State how many lines in the listing below include the word "бюджет", and add nothing besides the number.

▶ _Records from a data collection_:
● ● ●
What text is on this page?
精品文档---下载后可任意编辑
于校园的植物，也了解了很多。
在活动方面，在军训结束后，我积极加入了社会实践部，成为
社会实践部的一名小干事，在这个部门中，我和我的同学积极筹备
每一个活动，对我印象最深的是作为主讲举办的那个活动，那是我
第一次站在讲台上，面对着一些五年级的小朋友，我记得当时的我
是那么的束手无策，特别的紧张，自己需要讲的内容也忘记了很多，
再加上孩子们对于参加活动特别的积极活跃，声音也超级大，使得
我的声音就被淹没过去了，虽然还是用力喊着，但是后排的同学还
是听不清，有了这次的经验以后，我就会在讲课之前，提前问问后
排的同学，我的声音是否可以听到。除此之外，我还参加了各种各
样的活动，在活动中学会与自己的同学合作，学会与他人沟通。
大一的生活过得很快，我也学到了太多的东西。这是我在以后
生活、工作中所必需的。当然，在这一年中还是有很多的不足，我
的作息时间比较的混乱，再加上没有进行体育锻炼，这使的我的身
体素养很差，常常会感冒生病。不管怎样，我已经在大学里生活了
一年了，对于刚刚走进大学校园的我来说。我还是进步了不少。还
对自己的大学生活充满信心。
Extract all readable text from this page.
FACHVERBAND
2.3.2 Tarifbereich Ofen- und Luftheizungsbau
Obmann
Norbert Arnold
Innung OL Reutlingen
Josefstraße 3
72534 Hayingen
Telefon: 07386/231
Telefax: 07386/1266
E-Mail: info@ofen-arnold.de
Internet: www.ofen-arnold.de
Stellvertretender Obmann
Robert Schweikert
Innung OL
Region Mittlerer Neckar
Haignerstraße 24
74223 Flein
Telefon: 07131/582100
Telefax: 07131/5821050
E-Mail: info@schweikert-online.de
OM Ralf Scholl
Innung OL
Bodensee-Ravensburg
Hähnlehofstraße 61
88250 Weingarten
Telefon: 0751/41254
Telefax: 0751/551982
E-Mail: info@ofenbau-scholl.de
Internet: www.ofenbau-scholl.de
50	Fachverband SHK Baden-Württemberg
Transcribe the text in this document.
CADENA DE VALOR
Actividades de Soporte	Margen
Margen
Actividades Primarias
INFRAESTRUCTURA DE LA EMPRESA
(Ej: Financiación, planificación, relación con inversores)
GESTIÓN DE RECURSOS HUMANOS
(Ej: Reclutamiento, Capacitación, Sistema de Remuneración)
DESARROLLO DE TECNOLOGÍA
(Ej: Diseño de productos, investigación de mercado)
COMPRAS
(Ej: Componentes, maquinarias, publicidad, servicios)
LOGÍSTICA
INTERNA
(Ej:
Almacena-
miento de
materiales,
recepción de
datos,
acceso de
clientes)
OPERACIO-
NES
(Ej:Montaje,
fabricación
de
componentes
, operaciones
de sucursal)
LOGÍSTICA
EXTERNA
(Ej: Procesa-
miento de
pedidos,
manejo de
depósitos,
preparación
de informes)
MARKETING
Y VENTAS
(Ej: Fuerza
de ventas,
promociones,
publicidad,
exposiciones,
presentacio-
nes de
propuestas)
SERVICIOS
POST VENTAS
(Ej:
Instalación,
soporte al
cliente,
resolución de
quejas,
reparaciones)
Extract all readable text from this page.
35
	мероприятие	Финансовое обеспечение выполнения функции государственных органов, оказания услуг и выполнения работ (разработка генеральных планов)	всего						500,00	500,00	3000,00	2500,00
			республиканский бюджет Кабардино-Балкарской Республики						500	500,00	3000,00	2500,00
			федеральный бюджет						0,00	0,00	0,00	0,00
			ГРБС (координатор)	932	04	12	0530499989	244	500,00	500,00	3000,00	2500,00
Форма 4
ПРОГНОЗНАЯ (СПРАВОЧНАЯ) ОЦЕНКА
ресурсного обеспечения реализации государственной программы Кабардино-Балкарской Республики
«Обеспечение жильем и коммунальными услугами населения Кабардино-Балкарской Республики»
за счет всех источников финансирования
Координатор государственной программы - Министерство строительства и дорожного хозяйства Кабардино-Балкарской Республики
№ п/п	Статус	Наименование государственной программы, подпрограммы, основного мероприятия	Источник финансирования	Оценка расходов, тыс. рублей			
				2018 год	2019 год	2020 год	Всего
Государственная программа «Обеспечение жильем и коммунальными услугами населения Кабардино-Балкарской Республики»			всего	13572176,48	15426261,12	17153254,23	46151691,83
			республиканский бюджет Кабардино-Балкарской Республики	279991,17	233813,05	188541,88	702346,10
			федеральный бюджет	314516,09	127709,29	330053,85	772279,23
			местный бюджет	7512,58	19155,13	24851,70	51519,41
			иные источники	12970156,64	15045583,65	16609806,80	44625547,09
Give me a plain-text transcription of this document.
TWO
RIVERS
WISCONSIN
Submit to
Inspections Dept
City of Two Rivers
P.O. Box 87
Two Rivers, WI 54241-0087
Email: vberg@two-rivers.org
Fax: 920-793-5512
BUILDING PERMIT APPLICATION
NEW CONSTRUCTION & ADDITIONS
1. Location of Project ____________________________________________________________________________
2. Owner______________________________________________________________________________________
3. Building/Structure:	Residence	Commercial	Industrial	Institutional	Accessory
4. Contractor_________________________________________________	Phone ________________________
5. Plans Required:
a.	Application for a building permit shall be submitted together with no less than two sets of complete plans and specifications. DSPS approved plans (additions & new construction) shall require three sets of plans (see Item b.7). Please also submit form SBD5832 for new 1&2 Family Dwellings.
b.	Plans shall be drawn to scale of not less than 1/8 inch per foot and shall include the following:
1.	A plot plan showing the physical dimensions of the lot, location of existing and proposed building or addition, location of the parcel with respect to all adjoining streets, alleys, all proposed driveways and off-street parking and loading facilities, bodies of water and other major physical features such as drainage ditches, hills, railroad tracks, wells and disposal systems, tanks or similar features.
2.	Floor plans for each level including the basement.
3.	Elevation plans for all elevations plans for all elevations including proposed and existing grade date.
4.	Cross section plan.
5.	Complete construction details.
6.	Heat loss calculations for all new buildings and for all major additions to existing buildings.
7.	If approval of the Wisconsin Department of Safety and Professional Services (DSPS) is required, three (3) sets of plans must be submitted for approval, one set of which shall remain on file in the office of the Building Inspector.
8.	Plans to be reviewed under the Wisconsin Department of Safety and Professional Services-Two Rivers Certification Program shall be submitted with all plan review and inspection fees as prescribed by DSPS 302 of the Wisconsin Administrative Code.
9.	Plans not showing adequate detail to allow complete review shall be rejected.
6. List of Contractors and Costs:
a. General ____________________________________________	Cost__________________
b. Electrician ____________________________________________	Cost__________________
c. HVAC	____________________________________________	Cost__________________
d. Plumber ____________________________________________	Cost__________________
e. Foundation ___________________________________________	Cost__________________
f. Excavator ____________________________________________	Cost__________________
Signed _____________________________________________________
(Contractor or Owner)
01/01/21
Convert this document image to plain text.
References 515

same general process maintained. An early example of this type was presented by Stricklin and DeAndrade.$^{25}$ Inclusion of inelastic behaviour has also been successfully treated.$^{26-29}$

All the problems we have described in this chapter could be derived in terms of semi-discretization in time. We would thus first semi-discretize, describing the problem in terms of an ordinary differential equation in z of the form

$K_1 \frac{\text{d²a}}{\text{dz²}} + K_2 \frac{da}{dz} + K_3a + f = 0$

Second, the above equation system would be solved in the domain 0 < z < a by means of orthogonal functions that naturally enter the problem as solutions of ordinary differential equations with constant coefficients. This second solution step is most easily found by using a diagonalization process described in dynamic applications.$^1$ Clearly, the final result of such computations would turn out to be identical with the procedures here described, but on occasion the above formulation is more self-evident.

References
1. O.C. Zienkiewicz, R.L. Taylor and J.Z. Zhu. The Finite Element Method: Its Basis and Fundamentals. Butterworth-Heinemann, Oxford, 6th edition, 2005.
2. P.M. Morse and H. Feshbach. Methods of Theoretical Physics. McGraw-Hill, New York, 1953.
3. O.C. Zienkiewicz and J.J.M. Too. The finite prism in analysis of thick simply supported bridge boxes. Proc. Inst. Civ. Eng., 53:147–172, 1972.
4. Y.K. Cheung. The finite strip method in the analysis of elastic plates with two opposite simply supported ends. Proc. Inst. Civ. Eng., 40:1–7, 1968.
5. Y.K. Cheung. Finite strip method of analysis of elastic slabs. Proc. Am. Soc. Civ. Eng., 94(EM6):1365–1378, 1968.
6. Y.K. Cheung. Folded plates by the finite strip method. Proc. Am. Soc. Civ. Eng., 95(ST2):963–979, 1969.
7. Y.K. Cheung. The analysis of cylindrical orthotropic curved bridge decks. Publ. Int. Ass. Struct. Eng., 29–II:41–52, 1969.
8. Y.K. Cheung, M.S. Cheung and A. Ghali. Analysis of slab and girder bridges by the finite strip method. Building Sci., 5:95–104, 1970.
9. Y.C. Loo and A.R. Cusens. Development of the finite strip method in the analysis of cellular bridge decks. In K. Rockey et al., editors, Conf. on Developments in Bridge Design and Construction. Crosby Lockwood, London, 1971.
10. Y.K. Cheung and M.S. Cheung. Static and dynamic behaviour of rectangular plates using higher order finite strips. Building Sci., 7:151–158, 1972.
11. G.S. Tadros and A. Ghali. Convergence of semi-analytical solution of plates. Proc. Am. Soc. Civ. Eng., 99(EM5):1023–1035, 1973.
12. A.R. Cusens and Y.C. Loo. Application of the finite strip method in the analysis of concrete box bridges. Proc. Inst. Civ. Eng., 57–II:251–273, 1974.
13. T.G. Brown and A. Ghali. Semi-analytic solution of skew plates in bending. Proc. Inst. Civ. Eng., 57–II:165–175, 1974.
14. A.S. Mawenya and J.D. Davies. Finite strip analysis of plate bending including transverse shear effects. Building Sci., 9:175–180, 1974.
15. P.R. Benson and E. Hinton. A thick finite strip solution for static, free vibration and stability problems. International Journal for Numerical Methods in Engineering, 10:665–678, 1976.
● ● ●
▶ _Task output_: 5